■ **What you will do**
Return all of the lines below exactly as they are.

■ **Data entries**
"""
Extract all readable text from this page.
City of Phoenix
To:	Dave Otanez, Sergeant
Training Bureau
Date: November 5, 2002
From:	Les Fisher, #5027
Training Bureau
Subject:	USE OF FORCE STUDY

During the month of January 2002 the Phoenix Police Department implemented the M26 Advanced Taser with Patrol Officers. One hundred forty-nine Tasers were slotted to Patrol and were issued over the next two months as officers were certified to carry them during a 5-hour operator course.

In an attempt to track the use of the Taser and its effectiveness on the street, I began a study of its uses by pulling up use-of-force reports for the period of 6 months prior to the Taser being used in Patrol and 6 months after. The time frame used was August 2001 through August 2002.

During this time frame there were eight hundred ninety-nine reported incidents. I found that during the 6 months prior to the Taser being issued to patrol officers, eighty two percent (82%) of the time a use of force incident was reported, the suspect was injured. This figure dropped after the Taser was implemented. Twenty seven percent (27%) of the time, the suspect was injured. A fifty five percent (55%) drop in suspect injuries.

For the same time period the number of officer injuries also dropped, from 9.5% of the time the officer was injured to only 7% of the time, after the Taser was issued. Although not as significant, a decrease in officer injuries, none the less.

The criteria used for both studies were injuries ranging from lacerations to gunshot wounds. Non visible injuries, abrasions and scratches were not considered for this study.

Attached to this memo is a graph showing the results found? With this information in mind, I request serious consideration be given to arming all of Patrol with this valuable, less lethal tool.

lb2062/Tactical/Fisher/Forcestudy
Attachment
"""
■ **Response to the task**
Extract all readable text from this page.
City of Phoenix
To:	Dave Otanez, Sergeant
Training Bureau
Date: November 5, 2002
From:	Les Fisher, #5027
Training Bureau
Subject:	USE OF FORCE STUDY

During the month of January 2002 the Phoenix Police Department implemented the M26 Advanced Taser with Patrol Officers. One hundred forty-nine Tasers were slotted to Patrol and were issued over the next two months as officers were certified to carry them during a 5-hour operator course.

In an attempt to track the use of the Taser and its effectiveness on the street, I began a study of its uses by pulling up use-of-force reports for the period of 6 months prior to the Taser being used in Patrol and 6 months after. The time frame used was August 2001 through August 2002.

During this time frame there were eight hundred ninety-nine reported incidents. I found that during the 6 months prior to the Taser being issued to patrol officers, eighty two percent (82%) of the time a use of force incident was reported, the suspect was injured. This figure dropped after the Taser was implemented. Twenty seven percent (27%) of the time, the suspect was injured. A fifty five percent (55%) drop in suspect injuries.

For the same time period the number of officer injuries also dropped, from 9.5% of the time the officer was injured to only 7% of the time, after the Taser was issued. Although not as significant, a decrease in officer injuries, none the less.

The criteria used for both studies were injuries ranging from lacerations to gunshot wounds. Non visible injuries, abrasions and scratches were not considered for this study.

Attached to this memo is a graph showing the results found? With this information in mind, I request serious consideration be given to arming all of Patrol with this valuable, less lethal tool.

lb2062/Tactical/Fisher/Forcestudy
Attachment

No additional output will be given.